Requirements:
Reproduce the full listing below unchanged, apart from the pictures.

[start of Records for the task]

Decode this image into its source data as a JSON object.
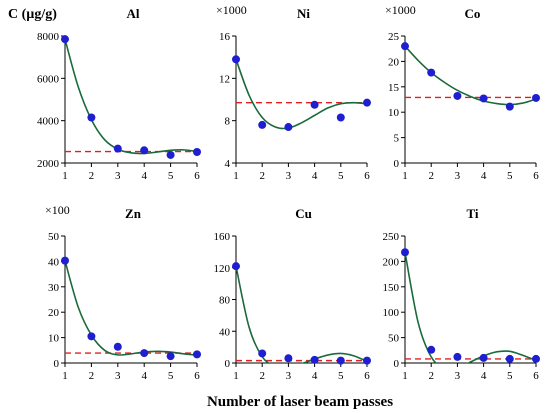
{
  "figure": {
    "y_axis_label": "C (µg/g)",
    "x_axis_label": "Number of laser beam passes"
  },
  "colors": {
    "points": "#1f1fd1",
    "fit": "#1a6b3c",
    "reference": "#e02020",
    "axis": "#000000"
  },
  "chart_data": [
    {
      "type": "scatter",
      "title": "Al",
      "multiplier": "",
      "x": [
        1,
        2,
        3,
        4,
        5,
        6
      ],
      "y": [
        7850,
        4150,
        2680,
        2600,
        2380,
        2520
      ],
      "fit_curve": [
        [
          1,
          7850
        ],
        [
          1.5,
          5600
        ],
        [
          2,
          4050
        ],
        [
          2.5,
          3100
        ],
        [
          3,
          2650
        ],
        [
          3.5,
          2480
        ],
        [
          4,
          2450
        ],
        [
          4.5,
          2520
        ],
        [
          5,
          2600
        ],
        [
          5.5,
          2620
        ],
        [
          6,
          2540
        ]
      ],
      "reference_line": 2540,
      "ylim": [
        2000,
        8000
      ],
      "yticks": [
        2000,
        4000,
        6000,
        8000
      ],
      "xticks": [
        1,
        2,
        3,
        4,
        5,
        6
      ]
    },
    {
      "type": "scatter",
      "title": "Ni",
      "multiplier": "×1000",
      "x": [
        1,
        2,
        3,
        4,
        5,
        6
      ],
      "y": [
        13.8,
        7.6,
        7.4,
        9.5,
        8.3,
        9.7
      ],
      "fit_curve": [
        [
          1,
          13.8
        ],
        [
          1.5,
          10.4
        ],
        [
          2,
          8.3
        ],
        [
          2.5,
          7.4
        ],
        [
          3,
          7.3
        ],
        [
          3.5,
          7.8
        ],
        [
          4,
          8.5
        ],
        [
          4.5,
          9.2
        ],
        [
          5,
          9.6
        ],
        [
          5.5,
          9.7
        ],
        [
          6,
          9.6
        ]
      ],
      "reference_line": 9.7,
      "ylim": [
        4,
        16
      ],
      "yticks": [
        4,
        8,
        12,
        16
      ],
      "xticks": [
        1,
        2,
        3,
        4,
        5,
        6
      ]
    },
    {
      "type": "scatter",
      "title": "Co",
      "multiplier": "×1000",
      "x": [
        1,
        2,
        3,
        4,
        5,
        6
      ],
      "y": [
        23.0,
        17.8,
        13.2,
        12.7,
        11.1,
        12.8
      ],
      "fit_curve": [
        [
          1,
          23.0
        ],
        [
          1.5,
          20.2
        ],
        [
          2,
          17.8
        ],
        [
          2.5,
          15.9
        ],
        [
          3,
          14.3
        ],
        [
          3.5,
          13.1
        ],
        [
          4,
          12.2
        ],
        [
          4.5,
          11.7
        ],
        [
          5,
          11.5
        ],
        [
          5.5,
          11.8
        ],
        [
          6,
          12.6
        ]
      ],
      "reference_line": 12.9,
      "ylim": [
        0,
        25
      ],
      "yticks": [
        0,
        5,
        10,
        15,
        20,
        25
      ],
      "xticks": [
        1,
        2,
        3,
        4,
        5,
        6
      ]
    },
    {
      "type": "scatter",
      "title": "Zn",
      "multiplier": "×100",
      "x": [
        1,
        2,
        3,
        4,
        5,
        6
      ],
      "y": [
        40.3,
        10.5,
        6.4,
        3.9,
        2.7,
        3.4
      ],
      "fit_curve": [
        [
          1,
          40.3
        ],
        [
          1.5,
          22
        ],
        [
          2,
          11
        ],
        [
          2.5,
          5
        ],
        [
          3,
          3.2
        ],
        [
          3.5,
          3.6
        ],
        [
          4,
          4.3
        ],
        [
          4.5,
          4.6
        ],
        [
          5,
          4.3
        ],
        [
          5.5,
          3.6
        ],
        [
          6,
          3.1
        ]
      ],
      "reference_line": 3.9,
      "ylim": [
        0,
        50
      ],
      "yticks": [
        0,
        10,
        20,
        30,
        40,
        50
      ],
      "xticks": [
        1,
        2,
        3,
        4,
        5,
        6
      ]
    },
    {
      "type": "scatter",
      "title": "Cu",
      "multiplier": "",
      "x": [
        1,
        2,
        3,
        4,
        5,
        6
      ],
      "y": [
        122,
        12,
        6,
        4,
        3,
        3
      ],
      "fit_curve": [
        [
          1,
          122
        ],
        [
          1.5,
          45
        ],
        [
          2,
          8
        ],
        [
          2.5,
          -4
        ],
        [
          3,
          -5
        ],
        [
          3.5,
          -1
        ],
        [
          4,
          5
        ],
        [
          4.5,
          10
        ],
        [
          5,
          12
        ],
        [
          5.5,
          9
        ],
        [
          6,
          2
        ]
      ],
      "reference_line": 3,
      "ylim": [
        0,
        160
      ],
      "yticks": [
        0,
        40,
        80,
        120,
        160
      ],
      "xticks": [
        1,
        2,
        3,
        4,
        5,
        6
      ]
    },
    {
      "type": "scatter",
      "title": "Ti",
      "multiplier": "",
      "x": [
        1,
        2,
        3,
        4,
        5,
        6
      ],
      "y": [
        218,
        26,
        12,
        10,
        8,
        8
      ],
      "fit_curve": [
        [
          1,
          218
        ],
        [
          1.5,
          80
        ],
        [
          2,
          12
        ],
        [
          2.5,
          -10
        ],
        [
          3,
          -10
        ],
        [
          3.5,
          2
        ],
        [
          4,
          14
        ],
        [
          4.5,
          22
        ],
        [
          5,
          23
        ],
        [
          5.5,
          15
        ],
        [
          6,
          5
        ]
      ],
      "reference_line": 8,
      "ylim": [
        0,
        250
      ],
      "yticks": [
        0,
        50,
        100,
        150,
        200,
        250
      ],
      "xticks": [
        1,
        2,
        3,
        4,
        5,
        6
      ]
    }
  ]
}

[end of Records for the task]

Answer to the problem:
Decode this image into its source data as a JSON object.
{
  "figure": {
    "y_axis_label": "C (µg/g)",
    "x_axis_label": "Number of laser beam passes"
  },
  "colors": {
    "points": "#1f1fd1",
    "fit": "#1a6b3c",
    "reference": "#e02020",
    "axis": "#000000"
  },
  "chart_data": [
    {
      "type": "scatter",
      "title": "Al",
      "multiplier": "",
      "x": [
        1,
        2,
        3,
        4,
        5,
        6
      ],
      "y": [
        7850,
        4150,
        2680,
        2600,
        2380,
        2520
      ],
      "fit_curve": [
        [
          1,
          7850
        ],
        [
          1.5,
          5600
        ],
        [
          2,
          4050
        ],
        [
          2.5,
          3100
        ],
        [
          3,
          2650
        ],
        [
          3.5,
          2480
        ],
        [
          4,
          2450
        ],
        [
          4.5,
          2520
        ],
        [
          5,
          2600
        ],
        [
          5.5,
          2620
        ],
        [
          6,
          2540
        ]
      ],
      "reference_line": 2540,
      "ylim": [
        2000,
        8000
      ],
      "yticks": [
        2000,
        4000,
        6000,
        8000
      ],
      "xticks": [
        1,
        2,
        3,
        4,
        5,
        6
      ]
    },
    {
      "type": "scatter",
      "title": "Ni",
      "multiplier": "×1000",
      "x": [
        1,
        2,
        3,
        4,
        5,
        6
      ],
      "y": [
        13.8,
        7.6,
        7.4,
        9.5,
        8.3,
        9.7
      ],
      "fit_curve": [
        [
          1,
          13.8
        ],
        [
          1.5,
          10.4
        ],
        [
          2,
          8.3
        ],
        [
          2.5,
          7.4
        ],
        [
          3,
          7.3
        ],
        [
          3.5,
          7.8
        ],
        [
          4,
          8.5
        ],
        [
          4.5,
          9.2
        ],
        [
          5,
          9.6
        ],
        [
          5.5,
          9.7
        ],
        [
          6,
          9.6
        ]
      ],
      "reference_line": 9.7,
      "ylim": [
        4,
        16
      ],
      "yticks": [
        4,
        8,
        12,
        16
      ],
      "xticks": [
        1,
        2,
        3,
        4,
        5,
        6
      ]
    },
    {
      "type": "scatter",
      "title": "Co",
      "multiplier": "×1000",
      "x": [
        1,
        2,
        3,
        4,
        5,
        6
      ],
      "y": [
        23.0,
        17.8,
        13.2,
        12.7,
        11.1,
        12.8
      ],
      "fit_curve": [
        [
          1,
          23.0
        ],
        [
          1.5,
          20.2
        ],
        [
          2,
          17.8
        ],
        [
          2.5,
          15.9
        ],
        [
          3,
          14.3
        ],
        [
          3.5,
          13.1
        ],
        [
          4,
          12.2
        ],
        [
          4.5,
          11.7
        ],
        [
          5,
          11.5
        ],
        [
          5.5,
          11.8
        ],
        [
          6,
          12.6
        ]
      ],
      "reference_line": 12.9,
      "ylim": [
        0,
        25
      ],
      "yticks": [
        0,
        5,
        10,
        15,
        20,
        25
      ],
      "xticks": [
        1,
        2,
        3,
        4,
        5,
        6
      ]
    },
    {
      "type": "scatter",
      "title": "Zn",
      "multiplier": "×100",
      "x": [
        1,
        2,
        3,
        4,
        5,
        6
      ],
      "y": [
        40.3,
        10.5,
        6.4,
        3.9,
        2.7,
        3.4
      ],
      "fit_curve": [
        [
          1,
          40.3
        ],
        [
          1.5,
          22
        ],
        [
          2,
          11
        ],
        [
          2.5,
          5
        ],
        [
          3,
          3.2
        ],
        [
          3.5,
          3.6
        ],
        [
          4,
          4.3
        ],
        [
          4.5,
          4.6
        ],
        [
          5,
          4.3
        ],
        [
          5.5,
          3.6
        ],
        [
          6,
          3.1
        ]
      ],
      "reference_line": 3.9,
      "ylim": [
        0,
        50
      ],
      "yticks": [
        0,
        10,
        20,
        30,
        40,
        50
      ],
      "xticks": [
        1,
        2,
        3,
        4,
        5,
        6
      ]
    },
    {
      "type": "scatter",
      "title": "Cu",
      "multiplier": "",
      "x": [
        1,
        2,
        3,
        4,
        5,
        6
      ],
      "y": [
        122,
        12,
        6,
        4,
        3,
        3
      ],
      "fit_curve": [
        [
          1,
          122
        ],
        [
          1.5,
          45
        ],
        [
          2,
          8
        ],
        [
          2.5,
          -4
        ],
        [
          3,
          -5
        ],
        [
          3.5,
          -1
        ],
        [
          4,
          5
        ],
        [
          4.5,
          10
        ],
        [
          5,
          12
        ],
        [
          5.5,
          9
        ],
        [
          6,
          2
        ]
      ],
      "reference_line": 3,
      "ylim": [
        0,
        160
      ],
      "yticks": [
        0,
        40,
        80,
        120,
        160
      ],
      "xticks": [
        1,
        2,
        3,
        4,
        5,
        6
      ]
    },
    {
      "type": "scatter",
      "title": "Ti",
      "multiplier": "",
      "x": [
        1,
        2,
        3,
        4,
        5,
        6
      ],
      "y": [
        218,
        26,
        12,
        10,
        8,
        8
      ],
      "fit_curve": [
        [
          1,
          218
        ],
        [
          1.5,
          80
        ],
        [
          2,
          12
        ],
        [
          2.5,
          -10
        ],
        [
          3,
          -10
        ],
        [
          3.5,
          2
        ],
        [
          4,
          14
        ],
        [
          4.5,
          22
        ],
        [
          5,
          23
        ],
        [
          5.5,
          15
        ],
        [
          6,
          5
        ]
      ],
      "reference_line": 8,
      "ylim": [
        0,
        250
      ],
      "yticks": [
        0,
        50,
        100,
        150,
        200,
        250
      ],
      "xticks": [
        1,
        2,
        3,
        4,
        5,
        6
      ]
    }
  ]
}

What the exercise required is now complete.